• [WHAT IS REQUIRED]
Check every line of the entries below for the word "Cancer", and copy the ones that have it.

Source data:
|---|

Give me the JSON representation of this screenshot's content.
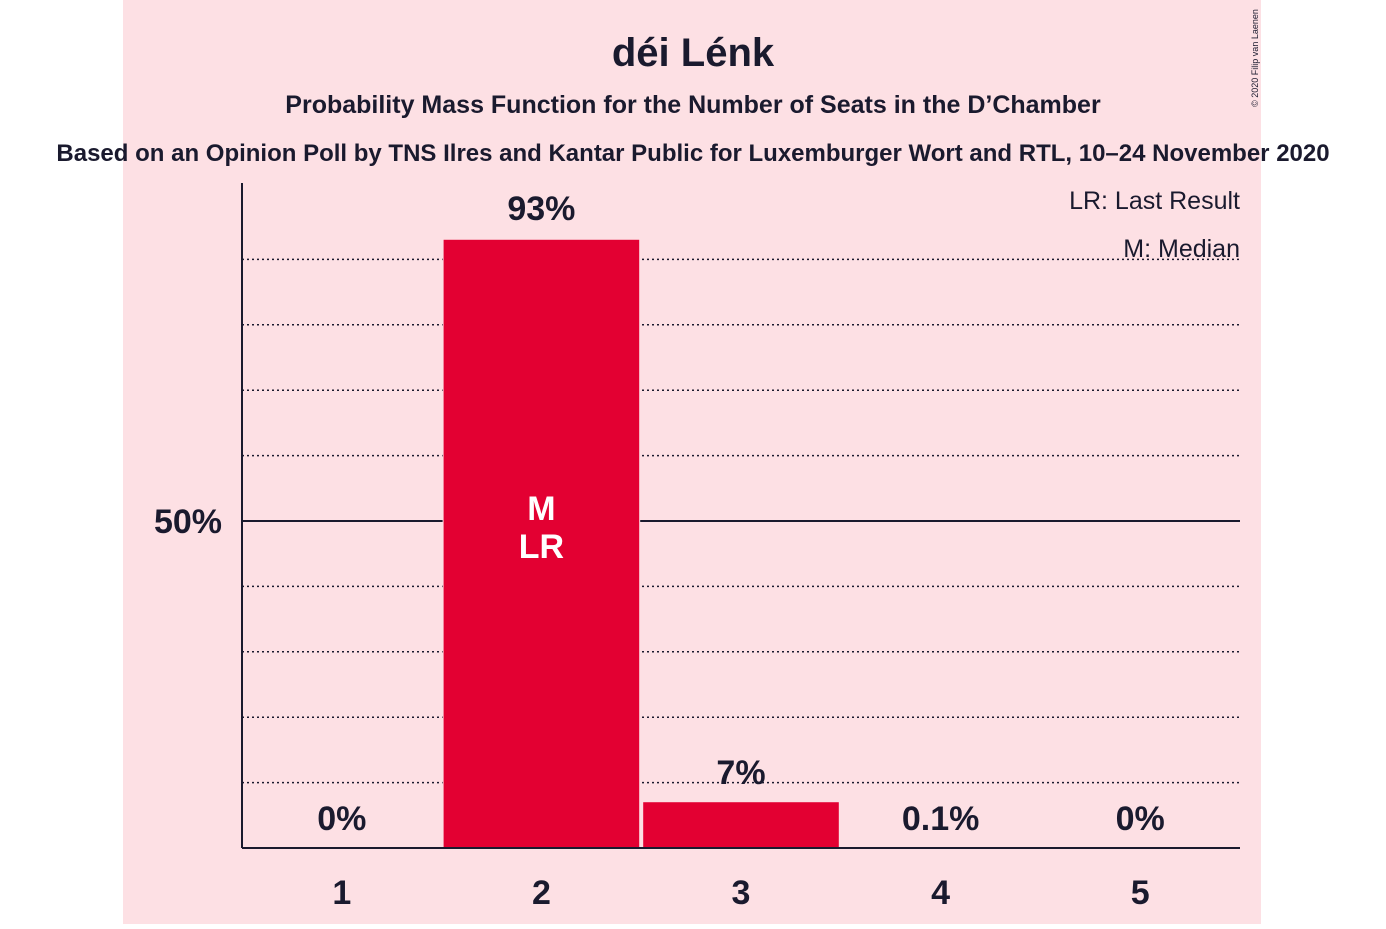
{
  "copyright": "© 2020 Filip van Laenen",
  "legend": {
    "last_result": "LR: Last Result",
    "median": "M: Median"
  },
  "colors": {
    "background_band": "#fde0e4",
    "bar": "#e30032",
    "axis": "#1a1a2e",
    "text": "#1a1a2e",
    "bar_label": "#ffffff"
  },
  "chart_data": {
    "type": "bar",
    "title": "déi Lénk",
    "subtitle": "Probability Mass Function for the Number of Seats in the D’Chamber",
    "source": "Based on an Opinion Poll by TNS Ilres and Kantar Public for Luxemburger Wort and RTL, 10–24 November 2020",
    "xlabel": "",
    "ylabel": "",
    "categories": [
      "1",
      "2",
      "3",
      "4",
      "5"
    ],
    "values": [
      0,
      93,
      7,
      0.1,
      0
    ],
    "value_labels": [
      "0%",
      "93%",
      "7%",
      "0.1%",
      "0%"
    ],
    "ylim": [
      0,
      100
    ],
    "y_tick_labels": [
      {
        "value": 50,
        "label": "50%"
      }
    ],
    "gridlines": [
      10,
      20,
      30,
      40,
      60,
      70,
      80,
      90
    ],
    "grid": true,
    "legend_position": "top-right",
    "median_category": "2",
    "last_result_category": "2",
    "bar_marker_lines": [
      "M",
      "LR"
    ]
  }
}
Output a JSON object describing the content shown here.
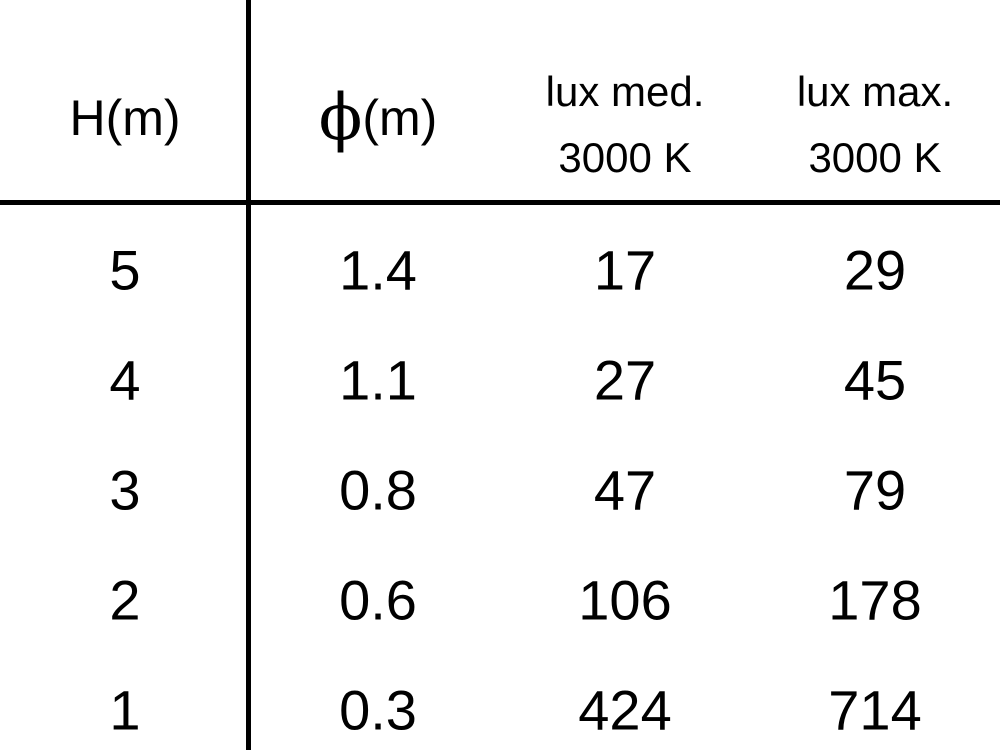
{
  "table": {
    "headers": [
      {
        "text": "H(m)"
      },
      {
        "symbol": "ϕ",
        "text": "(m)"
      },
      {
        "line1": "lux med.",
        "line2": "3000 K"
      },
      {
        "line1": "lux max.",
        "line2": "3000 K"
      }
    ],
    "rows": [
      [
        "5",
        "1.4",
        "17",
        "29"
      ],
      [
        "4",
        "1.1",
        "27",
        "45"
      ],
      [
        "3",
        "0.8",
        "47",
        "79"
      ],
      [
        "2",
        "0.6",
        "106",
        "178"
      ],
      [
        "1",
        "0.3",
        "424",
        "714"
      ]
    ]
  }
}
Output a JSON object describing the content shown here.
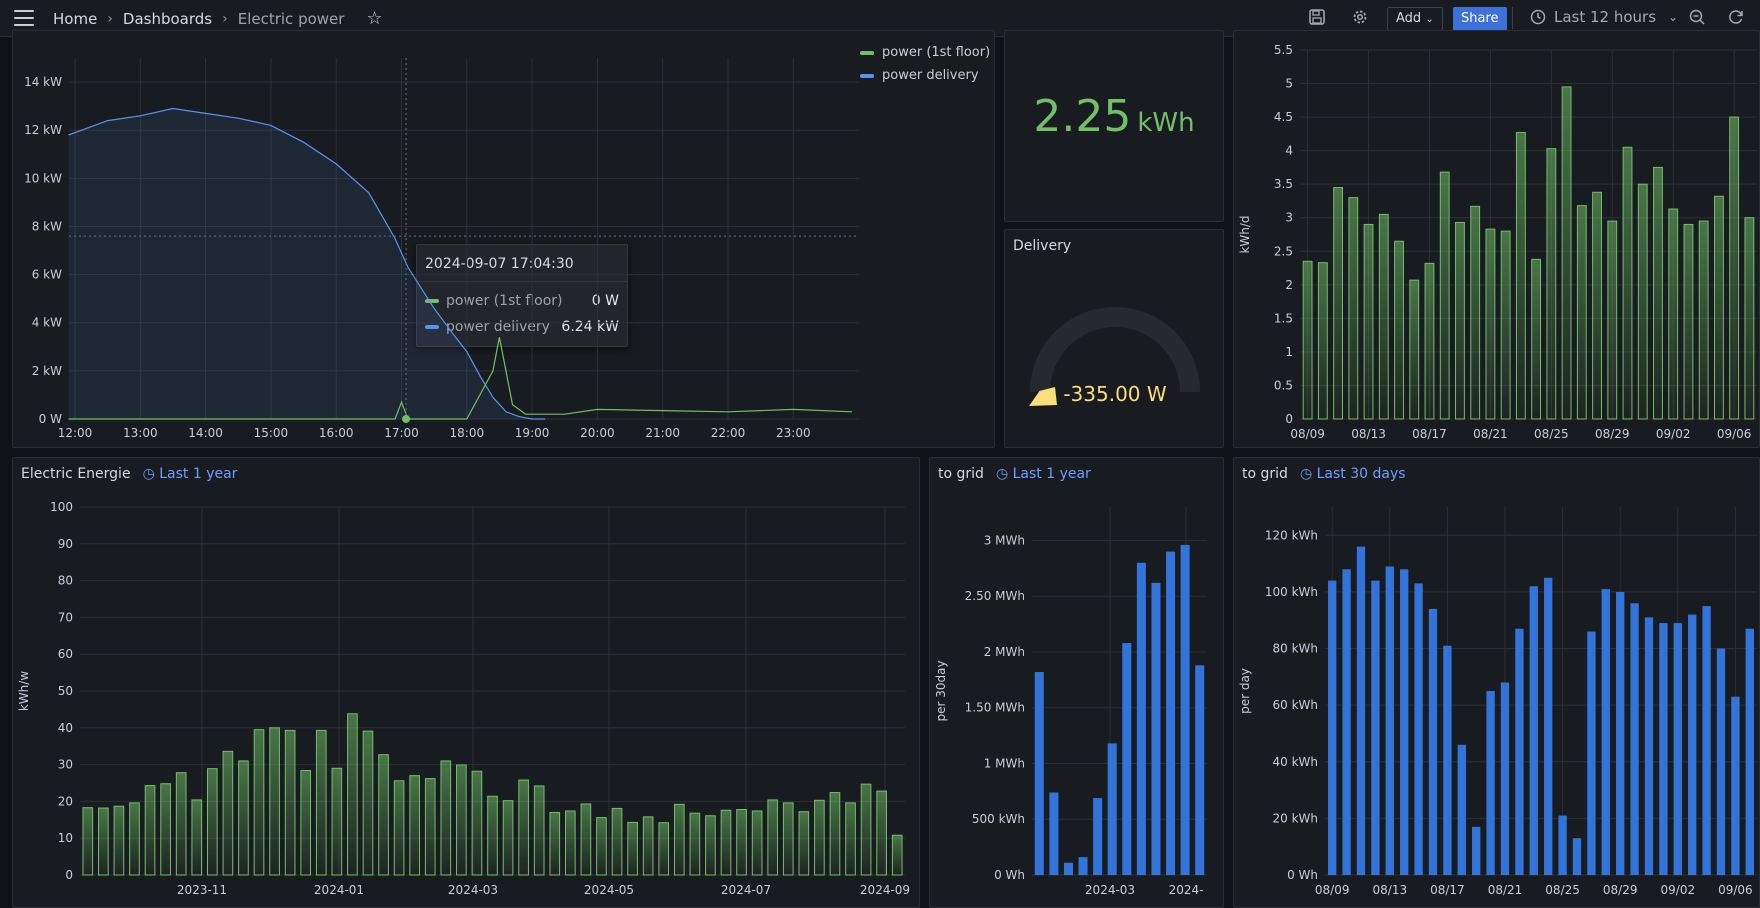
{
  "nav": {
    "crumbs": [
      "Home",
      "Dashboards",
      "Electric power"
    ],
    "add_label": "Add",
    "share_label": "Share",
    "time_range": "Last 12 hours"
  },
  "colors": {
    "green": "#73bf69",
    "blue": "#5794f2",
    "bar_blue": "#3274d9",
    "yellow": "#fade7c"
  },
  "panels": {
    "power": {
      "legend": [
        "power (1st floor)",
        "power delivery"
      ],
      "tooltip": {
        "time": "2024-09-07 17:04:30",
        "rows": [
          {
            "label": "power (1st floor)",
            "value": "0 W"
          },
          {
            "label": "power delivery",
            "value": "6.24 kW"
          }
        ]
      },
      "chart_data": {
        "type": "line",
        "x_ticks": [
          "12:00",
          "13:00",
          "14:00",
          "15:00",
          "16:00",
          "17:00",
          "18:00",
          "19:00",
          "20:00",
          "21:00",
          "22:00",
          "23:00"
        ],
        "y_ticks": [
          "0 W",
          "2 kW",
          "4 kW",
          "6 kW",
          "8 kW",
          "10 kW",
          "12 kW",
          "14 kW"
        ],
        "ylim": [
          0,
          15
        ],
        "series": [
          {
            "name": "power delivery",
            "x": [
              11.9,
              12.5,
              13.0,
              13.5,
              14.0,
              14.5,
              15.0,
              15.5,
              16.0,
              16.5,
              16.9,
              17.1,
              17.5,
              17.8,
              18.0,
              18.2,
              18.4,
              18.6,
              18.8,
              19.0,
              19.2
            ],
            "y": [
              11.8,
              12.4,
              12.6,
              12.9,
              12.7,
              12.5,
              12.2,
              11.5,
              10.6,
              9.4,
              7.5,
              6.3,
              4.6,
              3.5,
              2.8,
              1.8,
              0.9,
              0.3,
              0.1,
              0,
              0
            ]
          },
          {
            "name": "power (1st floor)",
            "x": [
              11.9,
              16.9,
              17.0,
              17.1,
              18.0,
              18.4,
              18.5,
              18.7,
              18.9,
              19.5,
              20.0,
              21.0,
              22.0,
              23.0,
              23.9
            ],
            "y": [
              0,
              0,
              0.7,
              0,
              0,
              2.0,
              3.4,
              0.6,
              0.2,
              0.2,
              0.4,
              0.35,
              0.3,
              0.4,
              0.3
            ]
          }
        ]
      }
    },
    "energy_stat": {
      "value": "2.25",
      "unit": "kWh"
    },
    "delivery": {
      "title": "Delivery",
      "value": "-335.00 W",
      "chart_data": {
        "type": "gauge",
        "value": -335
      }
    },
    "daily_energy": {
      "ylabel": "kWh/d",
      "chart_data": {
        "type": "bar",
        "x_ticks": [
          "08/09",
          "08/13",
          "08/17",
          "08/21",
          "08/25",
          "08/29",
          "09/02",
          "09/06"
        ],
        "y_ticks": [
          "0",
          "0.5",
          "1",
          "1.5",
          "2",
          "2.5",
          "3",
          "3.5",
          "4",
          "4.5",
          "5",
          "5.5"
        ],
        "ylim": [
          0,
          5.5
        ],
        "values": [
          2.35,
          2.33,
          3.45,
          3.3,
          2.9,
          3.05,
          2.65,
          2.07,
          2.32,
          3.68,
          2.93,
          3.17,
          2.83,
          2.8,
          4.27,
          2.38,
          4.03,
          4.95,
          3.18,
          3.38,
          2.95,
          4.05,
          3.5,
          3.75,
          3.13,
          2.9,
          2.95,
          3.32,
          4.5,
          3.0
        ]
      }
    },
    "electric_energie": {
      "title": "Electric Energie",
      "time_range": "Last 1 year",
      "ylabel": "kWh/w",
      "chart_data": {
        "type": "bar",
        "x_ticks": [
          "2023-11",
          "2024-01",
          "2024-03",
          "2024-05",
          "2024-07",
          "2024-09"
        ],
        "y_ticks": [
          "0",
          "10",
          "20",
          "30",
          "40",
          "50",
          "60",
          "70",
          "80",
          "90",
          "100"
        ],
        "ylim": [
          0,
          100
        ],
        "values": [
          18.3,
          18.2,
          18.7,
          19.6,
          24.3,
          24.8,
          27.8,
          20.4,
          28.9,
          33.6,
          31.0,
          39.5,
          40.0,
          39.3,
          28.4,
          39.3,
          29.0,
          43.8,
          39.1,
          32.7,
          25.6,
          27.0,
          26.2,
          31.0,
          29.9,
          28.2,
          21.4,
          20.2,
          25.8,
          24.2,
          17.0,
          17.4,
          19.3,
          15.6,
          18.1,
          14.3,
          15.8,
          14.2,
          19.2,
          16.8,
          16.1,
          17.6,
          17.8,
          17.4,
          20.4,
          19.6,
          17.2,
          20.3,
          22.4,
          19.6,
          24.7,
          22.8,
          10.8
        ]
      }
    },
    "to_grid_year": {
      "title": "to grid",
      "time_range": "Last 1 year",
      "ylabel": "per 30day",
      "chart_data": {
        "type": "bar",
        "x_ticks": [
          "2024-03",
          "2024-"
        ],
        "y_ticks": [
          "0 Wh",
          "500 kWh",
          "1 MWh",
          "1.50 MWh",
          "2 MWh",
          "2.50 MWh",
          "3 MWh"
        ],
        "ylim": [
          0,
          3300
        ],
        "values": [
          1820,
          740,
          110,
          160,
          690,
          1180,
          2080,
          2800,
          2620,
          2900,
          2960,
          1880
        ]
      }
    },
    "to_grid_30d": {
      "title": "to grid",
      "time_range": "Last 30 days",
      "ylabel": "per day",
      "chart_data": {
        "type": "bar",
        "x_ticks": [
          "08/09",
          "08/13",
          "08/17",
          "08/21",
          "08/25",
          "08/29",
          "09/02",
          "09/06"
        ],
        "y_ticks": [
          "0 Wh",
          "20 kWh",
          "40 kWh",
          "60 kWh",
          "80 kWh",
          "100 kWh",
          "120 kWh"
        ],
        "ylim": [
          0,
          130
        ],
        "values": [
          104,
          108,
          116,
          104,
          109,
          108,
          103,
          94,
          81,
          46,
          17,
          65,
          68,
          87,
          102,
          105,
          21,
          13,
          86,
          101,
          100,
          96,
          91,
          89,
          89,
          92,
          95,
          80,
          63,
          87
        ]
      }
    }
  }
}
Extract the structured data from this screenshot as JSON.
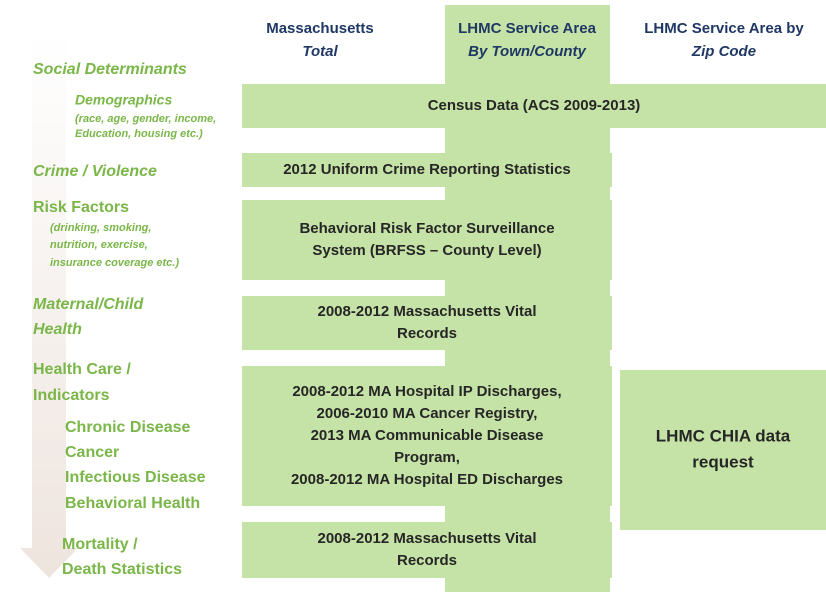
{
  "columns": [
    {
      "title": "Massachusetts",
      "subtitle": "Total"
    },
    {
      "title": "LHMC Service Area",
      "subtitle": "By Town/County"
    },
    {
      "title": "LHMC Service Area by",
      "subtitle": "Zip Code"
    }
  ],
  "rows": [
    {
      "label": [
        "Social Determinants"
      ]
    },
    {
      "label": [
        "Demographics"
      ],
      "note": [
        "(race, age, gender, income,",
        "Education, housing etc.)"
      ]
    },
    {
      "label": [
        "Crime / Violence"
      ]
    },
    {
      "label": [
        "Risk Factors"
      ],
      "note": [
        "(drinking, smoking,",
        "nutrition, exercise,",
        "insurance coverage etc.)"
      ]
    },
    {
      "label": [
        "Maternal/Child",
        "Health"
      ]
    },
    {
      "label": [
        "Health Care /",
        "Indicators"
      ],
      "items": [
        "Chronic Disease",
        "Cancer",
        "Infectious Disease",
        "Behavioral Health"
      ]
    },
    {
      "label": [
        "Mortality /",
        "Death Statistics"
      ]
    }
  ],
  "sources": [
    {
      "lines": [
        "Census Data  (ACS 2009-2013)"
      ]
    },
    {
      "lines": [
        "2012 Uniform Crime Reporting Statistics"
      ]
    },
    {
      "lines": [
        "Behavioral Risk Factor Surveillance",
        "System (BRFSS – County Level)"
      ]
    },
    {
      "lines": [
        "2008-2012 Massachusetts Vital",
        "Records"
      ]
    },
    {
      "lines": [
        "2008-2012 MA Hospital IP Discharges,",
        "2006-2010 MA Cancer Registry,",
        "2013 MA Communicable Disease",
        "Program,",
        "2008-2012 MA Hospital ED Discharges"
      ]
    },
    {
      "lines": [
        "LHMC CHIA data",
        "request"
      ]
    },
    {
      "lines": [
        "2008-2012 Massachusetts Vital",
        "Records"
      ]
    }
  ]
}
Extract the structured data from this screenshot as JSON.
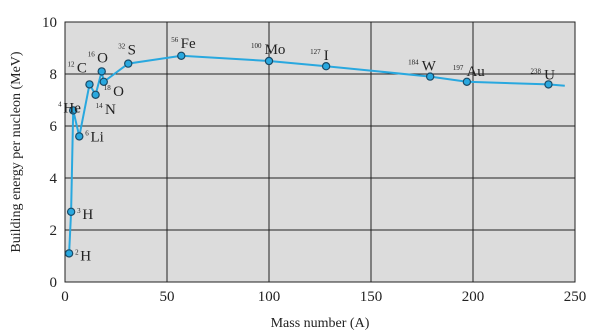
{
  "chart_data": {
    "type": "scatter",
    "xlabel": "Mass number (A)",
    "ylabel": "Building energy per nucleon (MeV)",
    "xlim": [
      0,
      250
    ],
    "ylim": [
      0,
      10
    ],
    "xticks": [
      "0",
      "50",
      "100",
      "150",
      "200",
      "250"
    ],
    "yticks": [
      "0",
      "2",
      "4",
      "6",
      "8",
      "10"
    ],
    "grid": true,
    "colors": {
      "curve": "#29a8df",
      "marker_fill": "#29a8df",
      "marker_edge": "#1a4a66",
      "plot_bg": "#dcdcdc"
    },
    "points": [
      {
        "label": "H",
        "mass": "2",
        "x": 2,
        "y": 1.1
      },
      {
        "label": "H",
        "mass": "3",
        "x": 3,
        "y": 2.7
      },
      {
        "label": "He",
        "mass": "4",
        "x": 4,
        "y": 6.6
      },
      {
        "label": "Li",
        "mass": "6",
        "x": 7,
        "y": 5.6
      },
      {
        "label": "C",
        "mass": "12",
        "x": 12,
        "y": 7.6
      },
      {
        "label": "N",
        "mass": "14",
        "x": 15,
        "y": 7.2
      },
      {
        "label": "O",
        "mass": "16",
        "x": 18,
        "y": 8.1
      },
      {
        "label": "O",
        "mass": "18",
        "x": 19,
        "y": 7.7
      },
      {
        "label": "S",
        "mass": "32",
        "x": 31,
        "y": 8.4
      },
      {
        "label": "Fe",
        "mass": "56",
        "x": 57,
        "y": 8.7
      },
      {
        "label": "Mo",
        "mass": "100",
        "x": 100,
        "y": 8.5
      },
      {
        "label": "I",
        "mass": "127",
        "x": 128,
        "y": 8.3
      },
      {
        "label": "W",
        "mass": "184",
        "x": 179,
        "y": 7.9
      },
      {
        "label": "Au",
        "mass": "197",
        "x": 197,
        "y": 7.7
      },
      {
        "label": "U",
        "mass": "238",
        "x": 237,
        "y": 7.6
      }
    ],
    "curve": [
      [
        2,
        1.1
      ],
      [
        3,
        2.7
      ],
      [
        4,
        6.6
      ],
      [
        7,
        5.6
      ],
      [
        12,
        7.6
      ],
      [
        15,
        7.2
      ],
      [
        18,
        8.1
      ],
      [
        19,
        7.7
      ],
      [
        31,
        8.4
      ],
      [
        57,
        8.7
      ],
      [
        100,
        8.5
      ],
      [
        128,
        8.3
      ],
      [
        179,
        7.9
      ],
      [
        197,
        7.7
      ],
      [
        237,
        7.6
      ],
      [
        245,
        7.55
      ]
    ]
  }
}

|---|

• [WRITTEN REPLY]
        "Cancer",
        "2006-2010 MA Cancer Registry,",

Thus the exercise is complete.